→ Exercise objective
Extract the entries in their exact form.

Dataset excerpt

----

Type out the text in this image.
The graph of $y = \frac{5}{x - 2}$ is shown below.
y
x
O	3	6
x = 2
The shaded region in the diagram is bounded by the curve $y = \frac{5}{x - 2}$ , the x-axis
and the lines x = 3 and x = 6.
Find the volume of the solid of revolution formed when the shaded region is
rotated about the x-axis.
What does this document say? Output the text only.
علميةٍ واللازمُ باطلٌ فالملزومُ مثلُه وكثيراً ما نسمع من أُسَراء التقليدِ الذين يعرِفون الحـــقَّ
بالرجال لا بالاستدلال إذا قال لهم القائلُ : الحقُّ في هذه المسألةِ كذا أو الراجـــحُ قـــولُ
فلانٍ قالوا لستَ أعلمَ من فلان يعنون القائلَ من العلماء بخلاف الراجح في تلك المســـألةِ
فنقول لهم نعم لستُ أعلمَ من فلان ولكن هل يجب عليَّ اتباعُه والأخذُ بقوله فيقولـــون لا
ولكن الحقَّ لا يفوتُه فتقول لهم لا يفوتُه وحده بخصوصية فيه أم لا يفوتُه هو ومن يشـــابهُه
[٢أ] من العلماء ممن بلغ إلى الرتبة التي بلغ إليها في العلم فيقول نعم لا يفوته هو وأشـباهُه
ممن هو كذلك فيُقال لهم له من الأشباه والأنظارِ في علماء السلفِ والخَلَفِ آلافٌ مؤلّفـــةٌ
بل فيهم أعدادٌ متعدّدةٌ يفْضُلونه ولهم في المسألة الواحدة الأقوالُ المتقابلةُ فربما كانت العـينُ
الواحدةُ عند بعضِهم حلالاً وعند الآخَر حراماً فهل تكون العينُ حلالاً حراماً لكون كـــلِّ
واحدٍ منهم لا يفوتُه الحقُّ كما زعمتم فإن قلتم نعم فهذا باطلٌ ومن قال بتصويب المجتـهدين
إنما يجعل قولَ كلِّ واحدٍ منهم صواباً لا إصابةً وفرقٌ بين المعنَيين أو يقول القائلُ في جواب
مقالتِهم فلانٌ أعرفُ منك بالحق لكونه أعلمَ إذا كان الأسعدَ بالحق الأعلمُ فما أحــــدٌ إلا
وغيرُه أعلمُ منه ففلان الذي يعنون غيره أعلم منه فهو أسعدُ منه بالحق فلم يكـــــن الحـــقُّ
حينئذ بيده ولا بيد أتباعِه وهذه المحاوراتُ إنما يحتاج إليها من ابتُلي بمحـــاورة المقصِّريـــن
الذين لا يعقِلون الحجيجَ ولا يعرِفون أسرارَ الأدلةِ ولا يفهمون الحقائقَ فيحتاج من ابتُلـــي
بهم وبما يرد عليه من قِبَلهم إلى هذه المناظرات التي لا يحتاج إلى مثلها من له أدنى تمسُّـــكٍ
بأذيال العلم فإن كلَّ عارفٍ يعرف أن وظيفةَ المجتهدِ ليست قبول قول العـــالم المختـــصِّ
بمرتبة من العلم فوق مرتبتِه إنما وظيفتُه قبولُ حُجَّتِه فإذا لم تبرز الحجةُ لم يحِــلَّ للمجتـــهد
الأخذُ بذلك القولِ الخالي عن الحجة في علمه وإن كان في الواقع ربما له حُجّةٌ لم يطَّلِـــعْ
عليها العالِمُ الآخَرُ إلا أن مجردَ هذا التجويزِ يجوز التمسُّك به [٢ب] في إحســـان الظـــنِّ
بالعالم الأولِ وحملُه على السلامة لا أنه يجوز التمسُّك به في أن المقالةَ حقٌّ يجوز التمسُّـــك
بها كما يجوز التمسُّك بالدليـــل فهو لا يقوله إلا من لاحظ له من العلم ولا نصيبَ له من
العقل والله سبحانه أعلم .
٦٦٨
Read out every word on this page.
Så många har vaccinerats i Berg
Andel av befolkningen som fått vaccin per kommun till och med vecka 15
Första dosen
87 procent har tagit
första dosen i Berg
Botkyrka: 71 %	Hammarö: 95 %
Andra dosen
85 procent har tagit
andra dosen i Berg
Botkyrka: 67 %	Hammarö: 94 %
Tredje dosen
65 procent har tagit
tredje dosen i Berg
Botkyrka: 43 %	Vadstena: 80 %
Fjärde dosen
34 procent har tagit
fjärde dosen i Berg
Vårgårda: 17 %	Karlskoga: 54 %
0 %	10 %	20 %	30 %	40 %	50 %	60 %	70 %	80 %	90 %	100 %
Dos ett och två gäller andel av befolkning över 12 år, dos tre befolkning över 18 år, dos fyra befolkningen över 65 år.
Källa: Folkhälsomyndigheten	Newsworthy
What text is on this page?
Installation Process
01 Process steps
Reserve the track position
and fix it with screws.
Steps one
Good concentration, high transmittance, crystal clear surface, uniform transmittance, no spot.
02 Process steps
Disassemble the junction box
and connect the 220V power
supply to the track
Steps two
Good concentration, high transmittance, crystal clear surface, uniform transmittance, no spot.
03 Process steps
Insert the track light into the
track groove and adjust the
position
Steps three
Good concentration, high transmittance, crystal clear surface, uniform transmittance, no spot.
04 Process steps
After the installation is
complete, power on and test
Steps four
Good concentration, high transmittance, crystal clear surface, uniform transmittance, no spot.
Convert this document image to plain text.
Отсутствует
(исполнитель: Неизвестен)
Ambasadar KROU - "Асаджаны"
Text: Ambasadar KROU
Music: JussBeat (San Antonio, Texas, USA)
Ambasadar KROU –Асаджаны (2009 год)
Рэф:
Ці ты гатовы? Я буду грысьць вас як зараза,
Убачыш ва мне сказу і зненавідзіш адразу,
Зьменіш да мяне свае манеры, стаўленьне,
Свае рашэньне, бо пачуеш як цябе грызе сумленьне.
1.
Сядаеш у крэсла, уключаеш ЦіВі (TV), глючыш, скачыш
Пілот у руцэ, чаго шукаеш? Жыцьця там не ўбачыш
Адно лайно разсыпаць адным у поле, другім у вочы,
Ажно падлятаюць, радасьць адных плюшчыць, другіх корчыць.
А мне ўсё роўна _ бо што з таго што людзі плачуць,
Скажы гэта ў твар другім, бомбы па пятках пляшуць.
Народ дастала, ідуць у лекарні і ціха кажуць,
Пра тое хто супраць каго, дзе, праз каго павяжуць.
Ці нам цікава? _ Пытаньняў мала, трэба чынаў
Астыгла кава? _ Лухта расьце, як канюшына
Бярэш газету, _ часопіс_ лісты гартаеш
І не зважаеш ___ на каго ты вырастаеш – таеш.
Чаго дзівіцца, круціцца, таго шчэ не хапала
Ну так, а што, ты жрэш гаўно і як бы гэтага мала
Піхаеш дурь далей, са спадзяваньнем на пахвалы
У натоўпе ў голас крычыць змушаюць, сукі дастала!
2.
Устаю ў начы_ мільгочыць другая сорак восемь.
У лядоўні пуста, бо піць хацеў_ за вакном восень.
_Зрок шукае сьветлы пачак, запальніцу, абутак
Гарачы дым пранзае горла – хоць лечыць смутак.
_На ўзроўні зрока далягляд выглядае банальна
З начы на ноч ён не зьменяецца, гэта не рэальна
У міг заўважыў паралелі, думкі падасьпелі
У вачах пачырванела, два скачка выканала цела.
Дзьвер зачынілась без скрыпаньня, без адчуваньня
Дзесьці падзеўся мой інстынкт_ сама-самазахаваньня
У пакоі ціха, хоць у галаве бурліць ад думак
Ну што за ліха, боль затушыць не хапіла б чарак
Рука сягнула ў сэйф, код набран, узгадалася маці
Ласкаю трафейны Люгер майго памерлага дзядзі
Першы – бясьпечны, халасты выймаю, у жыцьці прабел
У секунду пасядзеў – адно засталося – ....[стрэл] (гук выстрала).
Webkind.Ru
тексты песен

----

→ Exercise output
Type out the text in this image.
The graph of $y = \frac{5}{x - 2}$ is shown below.
y
x
O	3	6
x = 2
The shaded region in the diagram is bounded by the curve $y = \frac{5}{x - 2}$ , the x-axis
and the lines x = 3 and x = 6.
Find the volume of the solid of revolution formed when the shaded region is
rotated about the x-axis.
What does this document say? Output the text only.
علميةٍ واللازمُ باطلٌ فالملزومُ مثلُه وكثيراً ما نسمع من أُسَراء التقليدِ الذين يعرِفون الحـــقَّ
بالرجال لا بالاستدلال إذا قال لهم القائلُ : الحقُّ في هذه المسألةِ كذا أو الراجـــحُ قـــولُ
فلانٍ قالوا لستَ أعلمَ من فلان يعنون القائلَ من العلماء بخلاف الراجح في تلك المســـألةِ
فنقول لهم نعم لستُ أعلمَ من فلان ولكن هل يجب عليَّ اتباعُه والأخذُ بقوله فيقولـــون لا
ولكن الحقَّ لا يفوتُه فتقول لهم لا يفوتُه وحده بخصوصية فيه أم لا يفوتُه هو ومن يشـــابهُه
[٢أ] من العلماء ممن بلغ إلى الرتبة التي بلغ إليها في العلم فيقول نعم لا يفوته هو وأشـباهُه
ممن هو كذلك فيُقال لهم له من الأشباه والأنظارِ في علماء السلفِ والخَلَفِ آلافٌ مؤلّفـــةٌ
بل فيهم أعدادٌ متعدّدةٌ يفْضُلونه ولهم في المسألة الواحدة الأقوالُ المتقابلةُ فربما كانت العـينُ
الواحدةُ عند بعضِهم حلالاً وعند الآخَر حراماً فهل تكون العينُ حلالاً حراماً لكون كـــلِّ
واحدٍ منهم لا يفوتُه الحقُّ كما زعمتم فإن قلتم نعم فهذا باطلٌ ومن قال بتصويب المجتـهدين
إنما يجعل قولَ كلِّ واحدٍ منهم صواباً لا إصابةً وفرقٌ بين المعنَيين أو يقول القائلُ في جواب
مقالتِهم فلانٌ أعرفُ منك بالحق لكونه أعلمَ إذا كان الأسعدَ بالحق الأعلمُ فما أحــــدٌ إلا
وغيرُه أعلمُ منه ففلان الذي يعنون غيره أعلم منه فهو أسعدُ منه بالحق فلم يكـــــن الحـــقُّ
حينئذ بيده ولا بيد أتباعِه وهذه المحاوراتُ إنما يحتاج إليها من ابتُلي بمحـــاورة المقصِّريـــن
الذين لا يعقِلون الحجيجَ ولا يعرِفون أسرارَ الأدلةِ ولا يفهمون الحقائقَ فيحتاج من ابتُلـــي
بهم وبما يرد عليه من قِبَلهم إلى هذه المناظرات التي لا يحتاج إلى مثلها من له أدنى تمسُّـــكٍ
بأذيال العلم فإن كلَّ عارفٍ يعرف أن وظيفةَ المجتهدِ ليست قبول قول العـــالم المختـــصِّ
بمرتبة من العلم فوق مرتبتِه إنما وظيفتُه قبولُ حُجَّتِه فإذا لم تبرز الحجةُ لم يحِــلَّ للمجتـــهد
الأخذُ بذلك القولِ الخالي عن الحجة في علمه وإن كان في الواقع ربما له حُجّةٌ لم يطَّلِـــعْ
عليها العالِمُ الآخَرُ إلا أن مجردَ هذا التجويزِ يجوز التمسُّك به [٢ب] في إحســـان الظـــنِّ
بالعالم الأولِ وحملُه على السلامة لا أنه يجوز التمسُّك به في أن المقالةَ حقٌّ يجوز التمسُّـــك
بها كما يجوز التمسُّك بالدليـــل فهو لا يقوله إلا من لاحظ له من العلم ولا نصيبَ له من
العقل والله سبحانه أعلم .
٦٦٨
Read out every word on this page.
Så många har vaccinerats i Berg
Andel av befolkningen som fått vaccin per kommun till och med vecka 15
Första dosen
87 procent har tagit
första dosen i Berg
Botkyrka: 71 %	Hammarö: 95 %
Andra dosen
85 procent har tagit
andra dosen i Berg
Botkyrka: 67 %	Hammarö: 94 %
Tredje dosen
65 procent har tagit
tredje dosen i Berg
Botkyrka: 43 %	Vadstena: 80 %
Fjärde dosen
34 procent har tagit
fjärde dosen i Berg
Vårgårda: 17 %	Karlskoga: 54 %
0 %	10 %	20 %	30 %	40 %	50 %	60 %	70 %	80 %	90 %	100 %
Dos ett och två gäller andel av befolkning över 12 år, dos tre befolkning över 18 år, dos fyra befolkningen över 65 år.
Källa: Folkhälsomyndigheten	Newsworthy
What text is on this page?
Installation Process
01 Process steps
Reserve the track position
and fix it with screws.
Steps one
Good concentration, high transmittance, crystal clear surface, uniform transmittance, no spot.
02 Process steps
Disassemble the junction box
and connect the 220V power
supply to the track
Steps two
Good concentration, high transmittance, crystal clear surface, uniform transmittance, no spot.
03 Process steps
Insert the track light into the
track groove and adjust the
position
Steps three
Good concentration, high transmittance, crystal clear surface, uniform transmittance, no spot.
04 Process steps
After the installation is
complete, power on and test
Steps four
Good concentration, high transmittance, crystal clear surface, uniform transmittance, no spot.
Convert this document image to plain text.
Отсутствует
(исполнитель: Неизвестен)
Ambasadar KROU - "Асаджаны"
Text: Ambasadar KROU
Music: JussBeat (San Antonio, Texas, USA)
Ambasadar KROU –Асаджаны (2009 год)
Рэф:
Ці ты гатовы? Я буду грысьць вас як зараза,
Убачыш ва мне сказу і зненавідзіш адразу,
Зьменіш да мяне свае манеры, стаўленьне,
Свае рашэньне, бо пачуеш як цябе грызе сумленьне.
1.
Сядаеш у крэсла, уключаеш ЦіВі (TV), глючыш, скачыш
Пілот у руцэ, чаго шукаеш? Жыцьця там не ўбачыш
Адно лайно разсыпаць адным у поле, другім у вочы,
Ажно падлятаюць, радасьць адных плюшчыць, другіх корчыць.
А мне ўсё роўна _ бо што з таго што людзі плачуць,
Скажы гэта ў твар другім, бомбы па пятках пляшуць.
Народ дастала, ідуць у лекарні і ціха кажуць,
Пра тое хто супраць каго, дзе, праз каго павяжуць.
Ці нам цікава? _ Пытаньняў мала, трэба чынаў
Астыгла кава? _ Лухта расьце, як канюшына
Бярэш газету, _ часопіс_ лісты гартаеш
І не зважаеш ___ на каго ты вырастаеш – таеш.
Чаго дзівіцца, круціцца, таго шчэ не хапала
Ну так, а што, ты жрэш гаўно і як бы гэтага мала
Піхаеш дурь далей, са спадзяваньнем на пахвалы
У натоўпе ў голас крычыць змушаюць, сукі дастала!
2.
Устаю ў начы_ мільгочыць другая сорак восемь.
У лядоўні пуста, бо піць хацеў_ за вакном восень.
_Зрок шукае сьветлы пачак, запальніцу, абутак
Гарачы дым пранзае горла – хоць лечыць смутак.
_На ўзроўні зрока далягляд выглядае банальна
З начы на ноч ён не зьменяецца, гэта не рэальна
У міг заўважыў паралелі, думкі падасьпелі
У вачах пачырванела, два скачка выканала цела.
Дзьвер зачынілась без скрыпаньня, без адчуваньня
Дзесьці падзеўся мой інстынкт_ сама-самазахаваньня
У пакоі ціха, хоць у галаве бурліць ад думак
Ну што за ліха, боль затушыць не хапіла б чарак
Рука сягнула ў сэйф, код набран, узгадалася маці
Ласкаю трафейны Люгер майго памерлага дзядзі
Першы – бясьпечны, халасты выймаю, у жыцьці прабел
У секунду пасядзеў – адно засталося – ....[стрэл] (гук выстрала).
Webkind.Ru
тексты песен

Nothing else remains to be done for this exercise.